Direction:
Would you write out the entries below, every one of them, exactly?

>> START Records for this exercise

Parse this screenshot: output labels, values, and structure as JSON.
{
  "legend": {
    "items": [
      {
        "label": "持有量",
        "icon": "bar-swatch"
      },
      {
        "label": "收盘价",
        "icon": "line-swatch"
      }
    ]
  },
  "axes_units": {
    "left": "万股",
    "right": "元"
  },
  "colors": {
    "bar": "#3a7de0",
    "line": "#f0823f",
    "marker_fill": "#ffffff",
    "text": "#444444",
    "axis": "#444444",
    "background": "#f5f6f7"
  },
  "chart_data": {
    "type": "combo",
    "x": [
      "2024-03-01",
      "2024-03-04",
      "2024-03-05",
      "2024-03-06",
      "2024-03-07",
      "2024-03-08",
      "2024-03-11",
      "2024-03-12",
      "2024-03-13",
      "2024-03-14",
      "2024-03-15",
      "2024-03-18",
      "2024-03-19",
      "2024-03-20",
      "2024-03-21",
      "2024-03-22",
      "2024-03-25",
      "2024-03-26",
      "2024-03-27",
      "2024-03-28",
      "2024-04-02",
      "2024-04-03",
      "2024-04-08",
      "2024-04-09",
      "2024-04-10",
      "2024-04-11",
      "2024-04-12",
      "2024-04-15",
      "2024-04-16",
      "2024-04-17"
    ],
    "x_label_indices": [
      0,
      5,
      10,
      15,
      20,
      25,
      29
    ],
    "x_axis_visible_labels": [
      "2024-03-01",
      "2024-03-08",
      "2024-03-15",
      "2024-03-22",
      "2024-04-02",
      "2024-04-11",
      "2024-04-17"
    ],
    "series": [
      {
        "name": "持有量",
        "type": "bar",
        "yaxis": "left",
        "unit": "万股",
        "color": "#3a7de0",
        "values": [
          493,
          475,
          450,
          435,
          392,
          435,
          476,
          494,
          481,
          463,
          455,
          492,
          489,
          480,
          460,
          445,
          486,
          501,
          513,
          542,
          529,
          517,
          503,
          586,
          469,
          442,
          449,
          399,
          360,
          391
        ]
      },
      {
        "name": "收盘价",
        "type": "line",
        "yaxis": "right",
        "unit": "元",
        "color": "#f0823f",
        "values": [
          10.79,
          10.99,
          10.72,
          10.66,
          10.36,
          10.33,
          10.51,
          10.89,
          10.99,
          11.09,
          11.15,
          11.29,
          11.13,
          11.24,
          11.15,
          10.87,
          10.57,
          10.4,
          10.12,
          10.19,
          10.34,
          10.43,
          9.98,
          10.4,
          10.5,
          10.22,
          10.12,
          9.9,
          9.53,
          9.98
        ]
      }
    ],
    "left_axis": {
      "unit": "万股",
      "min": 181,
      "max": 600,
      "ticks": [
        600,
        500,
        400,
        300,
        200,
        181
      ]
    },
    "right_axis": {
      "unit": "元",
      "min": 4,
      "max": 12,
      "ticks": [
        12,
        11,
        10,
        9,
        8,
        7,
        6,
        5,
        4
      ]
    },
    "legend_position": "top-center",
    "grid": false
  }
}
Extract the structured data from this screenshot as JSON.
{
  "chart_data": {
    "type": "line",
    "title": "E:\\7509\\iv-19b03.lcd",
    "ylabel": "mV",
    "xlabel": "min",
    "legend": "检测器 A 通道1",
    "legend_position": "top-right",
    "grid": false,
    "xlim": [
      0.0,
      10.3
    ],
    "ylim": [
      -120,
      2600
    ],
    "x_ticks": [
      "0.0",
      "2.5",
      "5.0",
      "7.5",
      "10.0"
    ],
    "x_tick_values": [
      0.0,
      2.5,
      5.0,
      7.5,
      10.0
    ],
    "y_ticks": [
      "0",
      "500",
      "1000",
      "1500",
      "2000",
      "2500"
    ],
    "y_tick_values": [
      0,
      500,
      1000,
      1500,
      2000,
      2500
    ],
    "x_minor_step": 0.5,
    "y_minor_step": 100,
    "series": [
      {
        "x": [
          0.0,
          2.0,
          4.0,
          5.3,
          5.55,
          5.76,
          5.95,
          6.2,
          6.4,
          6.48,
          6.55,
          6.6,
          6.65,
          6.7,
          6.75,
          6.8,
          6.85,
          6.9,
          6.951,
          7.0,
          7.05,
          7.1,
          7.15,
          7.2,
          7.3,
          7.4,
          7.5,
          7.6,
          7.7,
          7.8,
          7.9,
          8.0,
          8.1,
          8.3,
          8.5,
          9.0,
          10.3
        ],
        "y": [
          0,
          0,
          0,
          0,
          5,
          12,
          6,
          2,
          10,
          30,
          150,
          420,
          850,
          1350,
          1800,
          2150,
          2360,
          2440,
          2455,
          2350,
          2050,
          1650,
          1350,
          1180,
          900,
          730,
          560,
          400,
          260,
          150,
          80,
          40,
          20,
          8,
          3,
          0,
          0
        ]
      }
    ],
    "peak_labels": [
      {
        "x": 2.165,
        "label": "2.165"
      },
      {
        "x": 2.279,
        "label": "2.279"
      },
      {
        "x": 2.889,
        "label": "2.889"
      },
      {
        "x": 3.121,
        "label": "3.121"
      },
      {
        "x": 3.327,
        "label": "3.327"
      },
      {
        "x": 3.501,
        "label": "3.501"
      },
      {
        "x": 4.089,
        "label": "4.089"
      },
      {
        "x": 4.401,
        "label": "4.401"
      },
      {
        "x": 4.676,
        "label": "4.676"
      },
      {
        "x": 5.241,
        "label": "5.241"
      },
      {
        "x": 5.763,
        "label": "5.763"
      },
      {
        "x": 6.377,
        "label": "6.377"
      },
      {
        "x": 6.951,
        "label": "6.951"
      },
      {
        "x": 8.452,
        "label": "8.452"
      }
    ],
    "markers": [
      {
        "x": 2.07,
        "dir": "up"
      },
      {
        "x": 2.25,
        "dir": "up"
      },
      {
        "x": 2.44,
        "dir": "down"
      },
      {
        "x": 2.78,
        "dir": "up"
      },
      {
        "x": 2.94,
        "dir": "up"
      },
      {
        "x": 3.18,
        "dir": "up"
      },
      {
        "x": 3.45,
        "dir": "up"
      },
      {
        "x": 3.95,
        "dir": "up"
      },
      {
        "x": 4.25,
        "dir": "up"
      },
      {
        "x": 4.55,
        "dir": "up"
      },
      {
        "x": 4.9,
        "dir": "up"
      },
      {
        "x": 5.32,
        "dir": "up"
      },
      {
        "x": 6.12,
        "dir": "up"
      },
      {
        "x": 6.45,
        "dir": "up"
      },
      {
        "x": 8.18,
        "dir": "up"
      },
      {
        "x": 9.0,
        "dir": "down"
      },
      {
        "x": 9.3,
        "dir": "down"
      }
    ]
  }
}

>> END Records for this exercise

Result for this exercise:
Parse this screenshot: output labels, values, and structure as JSON.
{
  "legend": {
    "items": [
      {
        "label": "持有量",
        "icon": "bar-swatch"
      },
      {
        "label": "收盘价",
        "icon": "line-swatch"
      }
    ]
  },
  "axes_units": {
    "left": "万股",
    "right": "元"
  },
  "colors": {
    "bar": "#3a7de0",
    "line": "#f0823f",
    "marker_fill": "#ffffff",
    "text": "#444444",
    "axis": "#444444",
    "background": "#f5f6f7"
  },
  "chart_data": {
    "type": "combo",
    "x": [
      "2024-03-01",
      "2024-03-04",
      "2024-03-05",
      "2024-03-06",
      "2024-03-07",
      "2024-03-08",
      "2024-03-11",
      "2024-03-12",
      "2024-03-13",
      "2024-03-14",
      "2024-03-15",
      "2024-03-18",
      "2024-03-19",
      "2024-03-20",
      "2024-03-21",
      "2024-03-22",
      "2024-03-25",
      "2024-03-26",
      "2024-03-27",
      "2024-03-28",
      "2024-04-02",
      "2024-04-03",
      "2024-04-08",
      "2024-04-09",
      "2024-04-10",
      "2024-04-11",
      "2024-04-12",
      "2024-04-15",
      "2024-04-16",
      "2024-04-17"
    ],
    "x_label_indices": [
      0,
      5,
      10,
      15,
      20,
      25,
      29
    ],
    "x_axis_visible_labels": [
      "2024-03-01",
      "2024-03-08",
      "2024-03-15",
      "2024-03-22",
      "2024-04-02",
      "2024-04-11",
      "2024-04-17"
    ],
    "series": [
      {
        "name": "持有量",
        "type": "bar",
        "yaxis": "left",
        "unit": "万股",
        "color": "#3a7de0",
        "values": [
          493,
          475,
          450,
          435,
          392,
          435,
          476,
          494,
          481,
          463,
          455,
          492,
          489,
          480,
          460,
          445,
          486,
          501,
          513,
          542,
          529,
          517,
          503,
          586,
          469,
          442,
          449,
          399,
          360,
          391
        ]
      },
      {
        "name": "收盘价",
        "type": "line",
        "yaxis": "right",
        "unit": "元",
        "color": "#f0823f",
        "values": [
          10.79,
          10.99,
          10.72,
          10.66,
          10.36,
          10.33,
          10.51,
          10.89,
          10.99,
          11.09,
          11.15,
          11.29,
          11.13,
          11.24,
          11.15,
          10.87,
          10.57,
          10.4,
          10.12,
          10.19,
          10.34,
          10.43,
          9.98,
          10.4,
          10.5,
          10.22,
          10.12,
          9.9,
          9.53,
          9.98
        ]
      }
    ],
    "left_axis": {
      "unit": "万股",
      "min": 181,
      "max": 600,
      "ticks": [
        600,
        500,
        400,
        300,
        200,
        181
      ]
    },
    "right_axis": {
      "unit": "元",
      "min": 4,
      "max": 12,
      "ticks": [
        12,
        11,
        10,
        9,
        8,
        7,
        6,
        5,
        4
      ]
    },
    "legend_position": "top-center",
    "grid": false
  }
}
Extract the structured data from this screenshot as JSON.
{
  "chart_data": {
    "type": "line",
    "title": "E:\\7509\\iv-19b03.lcd",
    "ylabel": "mV",
    "xlabel": "min",
    "legend": "检测器 A 通道1",
    "legend_position": "top-right",
    "grid": false,
    "xlim": [
      0.0,
      10.3
    ],
    "ylim": [
      -120,
      2600
    ],
    "x_ticks": [
      "0.0",
      "2.5",
      "5.0",
      "7.5",
      "10.0"
    ],
    "x_tick_values": [
      0.0,
      2.5,
      5.0,
      7.5,
      10.0
    ],
    "y_ticks": [
      "0",
      "500",
      "1000",
      "1500",
      "2000",
      "2500"
    ],
    "y_tick_values": [
      0,
      500,
      1000,
      1500,
      2000,
      2500
    ],
    "x_minor_step": 0.5,
    "y_minor_step": 100,
    "series": [
      {
        "x": [
          0.0,
          2.0,
          4.0,
          5.3,
          5.55,
          5.76,
          5.95,
          6.2,
          6.4,
          6.48,
          6.55,
          6.6,
          6.65,
          6.7,
          6.75,
          6.8,
          6.85,
          6.9,
          6.951,
          7.0,
          7.05,
          7.1,
          7.15,
          7.2,
          7.3,
          7.4,
          7.5,
          7.6,
          7.7,
          7.8,
          7.9,
          8.0,
          8.1,
          8.3,
          8.5,
          9.0,
          10.3
        ],
        "y": [
          0,
          0,
          0,
          0,
          5,
          12,
          6,
          2,
          10,
          30,
          150,
          420,
          850,
          1350,
          1800,
          2150,
          2360,
          2440,
          2455,
          2350,
          2050,
          1650,
          1350,
          1180,
          900,
          730,
          560,
          400,
          260,
          150,
          80,
          40,
          20,
          8,
          3,
          0,
          0
        ]
      }
    ],
    "peak_labels": [
      {
        "x": 2.165,
        "label": "2.165"
      },
      {
        "x": 2.279,
        "label": "2.279"
      },
      {
        "x": 2.889,
        "label": "2.889"
      },
      {
        "x": 3.121,
        "label": "3.121"
      },
      {
        "x": 3.327,
        "label": "3.327"
      },
      {
        "x": 3.501,
        "label": "3.501"
      },
      {
        "x": 4.089,
        "label": "4.089"
      },
      {
        "x": 4.401,
        "label": "4.401"
      },
      {
        "x": 4.676,
        "label": "4.676"
      },
      {
        "x": 5.241,
        "label": "5.241"
      },
      {
        "x": 5.763,
        "label": "5.763"
      },
      {
        "x": 6.377,
        "label": "6.377"
      },
      {
        "x": 6.951,
        "label": "6.951"
      },
      {
        "x": 8.452,
        "label": "8.452"
      }
    ],
    "markers": [
      {
        "x": 2.07,
        "dir": "up"
      },
      {
        "x": 2.25,
        "dir": "up"
      },
      {
        "x": 2.44,
        "dir": "down"
      },
      {
        "x": 2.78,
        "dir": "up"
      },
      {
        "x": 2.94,
        "dir": "up"
      },
      {
        "x": 3.18,
        "dir": "up"
      },
      {
        "x": 3.45,
        "dir": "up"
      },
      {
        "x": 3.95,
        "dir": "up"
      },
      {
        "x": 4.25,
        "dir": "up"
      },
      {
        "x": 4.55,
        "dir": "up"
      },
      {
        "x": 4.9,
        "dir": "up"
      },
      {
        "x": 5.32,
        "dir": "up"
      },
      {
        "x": 6.12,
        "dir": "up"
      },
      {
        "x": 6.45,
        "dir": "up"
      },
      {
        "x": 8.18,
        "dir": "up"
      },
      {
        "x": 9.0,
        "dir": "down"
      },
      {
        "x": 9.3,
        "dir": "down"
      }
    ]
  }
}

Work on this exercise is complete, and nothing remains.